## [Stated problem]
Set down each entry exactly as given; pictures should not appear in the copy.
*** Material provided ***
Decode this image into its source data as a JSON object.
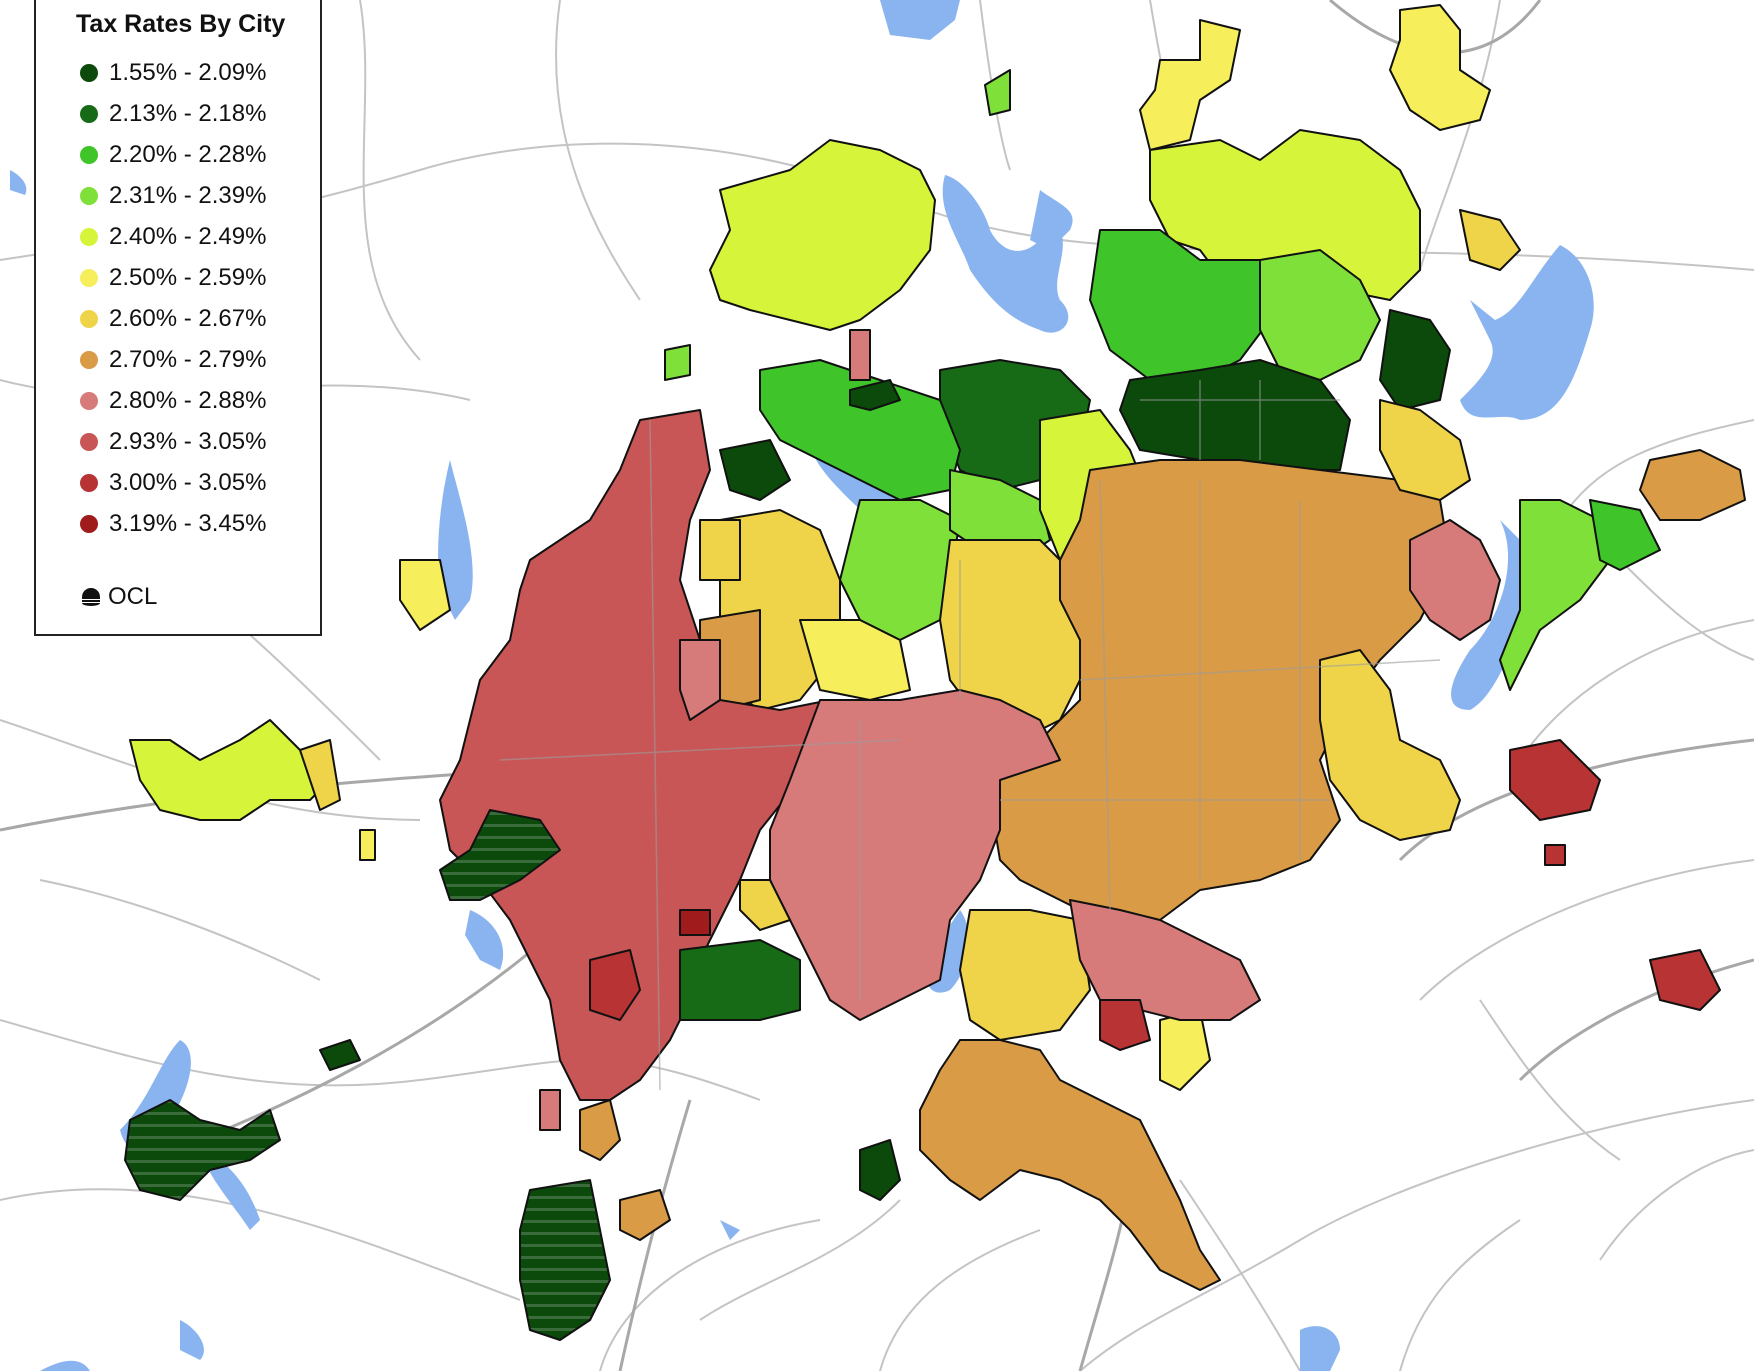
{
  "legend": {
    "title": "Tax Rates By City",
    "items": [
      {
        "label": "1.55% - 2.09%",
        "color": "#0c4a0c"
      },
      {
        "label": "2.13% - 2.18%",
        "color": "#176b17"
      },
      {
        "label": "2.20% - 2.28%",
        "color": "#3fc42a"
      },
      {
        "label": "2.31% - 2.39%",
        "color": "#7fe03a"
      },
      {
        "label": "2.40% - 2.49%",
        "color": "#d6f53a"
      },
      {
        "label": "2.50% - 2.59%",
        "color": "#f6ee5a"
      },
      {
        "label": "2.60% - 2.67%",
        "color": "#efd44a"
      },
      {
        "label": "2.70% - 2.79%",
        "color": "#d99b45"
      },
      {
        "label": "2.80% - 2.88%",
        "color": "#d77a7a"
      },
      {
        "label": "2.93% - 3.05%",
        "color": "#c95656"
      },
      {
        "label": "3.00% - 3.05%",
        "color": "#b83333"
      },
      {
        "label": "3.19% - 3.45%",
        "color": "#a01c1c"
      }
    ],
    "ocl_label": "OCL"
  },
  "colors": {
    "water": "#8ab4f0",
    "road": "#b8b8b8",
    "boundary": "#111111"
  }
}
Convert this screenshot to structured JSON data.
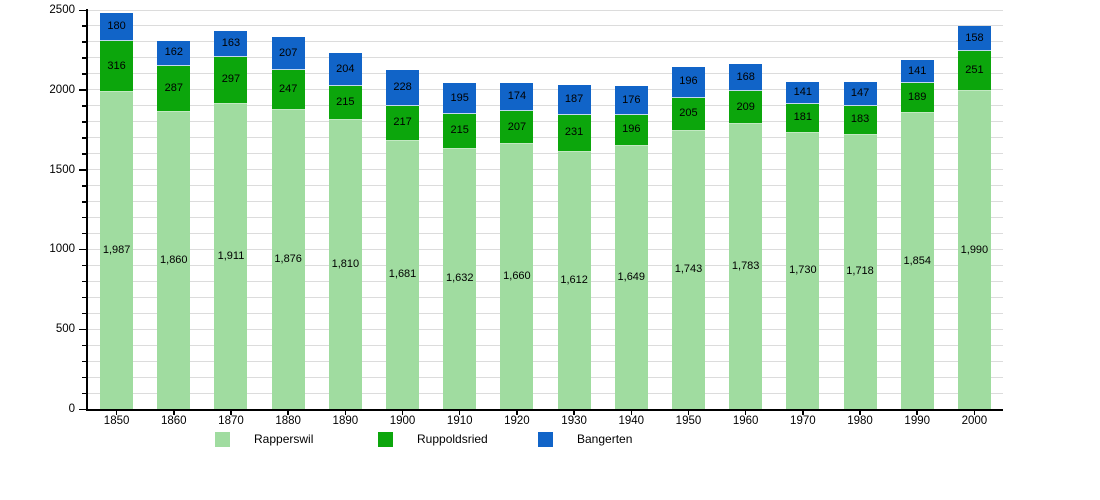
{
  "chart_data": {
    "type": "bar",
    "stacked": true,
    "title": "",
    "xlabel": "",
    "ylabel": "",
    "categories": [
      "1850",
      "1860",
      "1870",
      "1880",
      "1890",
      "1900",
      "1910",
      "1920",
      "1930",
      "1940",
      "1950",
      "1960",
      "1970",
      "1980",
      "1990",
      "2000"
    ],
    "series": [
      {
        "name": "Rapperswil",
        "color": "#a0dca0",
        "values": [
          1987,
          1860,
          1911,
          1876,
          1810,
          1681,
          1632,
          1660,
          1612,
          1649,
          1743,
          1783,
          1730,
          1718,
          1854,
          1990
        ]
      },
      {
        "name": "Ruppoldsried",
        "color": "#0ca60c",
        "values": [
          316,
          287,
          297,
          247,
          215,
          217,
          215,
          207,
          231,
          196,
          205,
          209,
          181,
          183,
          189,
          251
        ]
      },
      {
        "name": "Bangerten",
        "color": "#1164c8",
        "values": [
          180,
          162,
          163,
          207,
          204,
          228,
          195,
          174,
          187,
          176,
          196,
          168,
          141,
          147,
          141,
          158
        ]
      }
    ],
    "ylim": [
      0,
      2500
    ],
    "ytick_major": 500,
    "ytick_minor": 100,
    "grid": true,
    "legend_position": "bottom",
    "legend_entries": [
      "Rapperswil",
      "Ruppoldsried",
      "Bangerten"
    ]
  },
  "colors": {
    "background": "#ffffff",
    "gridline": "#dcdcdc",
    "axis": "#000000",
    "label_text": "#000000"
  }
}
***
## [Final result]
Decode this image into its source data as a JSON object.
{
  "legend": {
    "title": "Tax Rates By City",
    "items": [
      {
        "label": "1.55% - 2.09%",
        "color": "#0c4a0c"
      },
      {
        "label": "2.13% - 2.18%",
        "color": "#176b17"
      },
      {
        "label": "2.20% - 2.28%",
        "color": "#3fc42a"
      },
      {
        "label": "2.31% - 2.39%",
        "color": "#7fe03a"
      },
      {
        "label": "2.40% - 2.49%",
        "color": "#d6f53a"
      },
      {
        "label": "2.50% - 2.59%",
        "color": "#f6ee5a"
      },
      {
        "label": "2.60% - 2.67%",
        "color": "#efd44a"
      },
      {
        "label": "2.70% - 2.79%",
        "color": "#d99b45"
      },
      {
        "label": "2.80% - 2.88%",
        "color": "#d77a7a"
      },
      {
        "label": "2.93% - 3.05%",
        "color": "#c95656"
      },
      {
        "label": "3.00% - 3.05%",
        "color": "#b83333"
      },
      {
        "label": "3.19% - 3.45%",
        "color": "#a01c1c"
      }
    ],
    "ocl_label": "OCL"
  },
  "colors": {
    "water": "#8ab4f0",
    "road": "#b8b8b8",
    "boundary": "#111111"
  }
}
Convert this screenshot to structured JSON data.
{
  "chart_data": {
    "type": "bar",
    "stacked": true,
    "title": "",
    "xlabel": "",
    "ylabel": "",
    "categories": [
      "1850",
      "1860",
      "1870",
      "1880",
      "1890",
      "1900",
      "1910",
      "1920",
      "1930",
      "1940",
      "1950",
      "1960",
      "1970",
      "1980",
      "1990",
      "2000"
    ],
    "series": [
      {
        "name": "Rapperswil",
        "color": "#a0dca0",
        "values": [
          1987,
          1860,
          1911,
          1876,
          1810,
          1681,
          1632,
          1660,
          1612,
          1649,
          1743,
          1783,
          1730,
          1718,
          1854,
          1990
        ]
      },
      {
        "name": "Ruppoldsried",
        "color": "#0ca60c",
        "values": [
          316,
          287,
          297,
          247,
          215,
          217,
          215,
          207,
          231,
          196,
          205,
          209,
          181,
          183,
          189,
          251
        ]
      },
      {
        "name": "Bangerten",
        "color": "#1164c8",
        "values": [
          180,
          162,
          163,
          207,
          204,
          228,
          195,
          174,
          187,
          176,
          196,
          168,
          141,
          147,
          141,
          158
        ]
      }
    ],
    "ylim": [
      0,
      2500
    ],
    "ytick_major": 500,
    "ytick_minor": 100,
    "grid": true,
    "legend_position": "bottom",
    "legend_entries": [
      "Rapperswil",
      "Ruppoldsried",
      "Bangerten"
    ]
  },
  "colors": {
    "background": "#ffffff",
    "gridline": "#dcdcdc",
    "axis": "#000000",
    "label_text": "#000000"
  }
}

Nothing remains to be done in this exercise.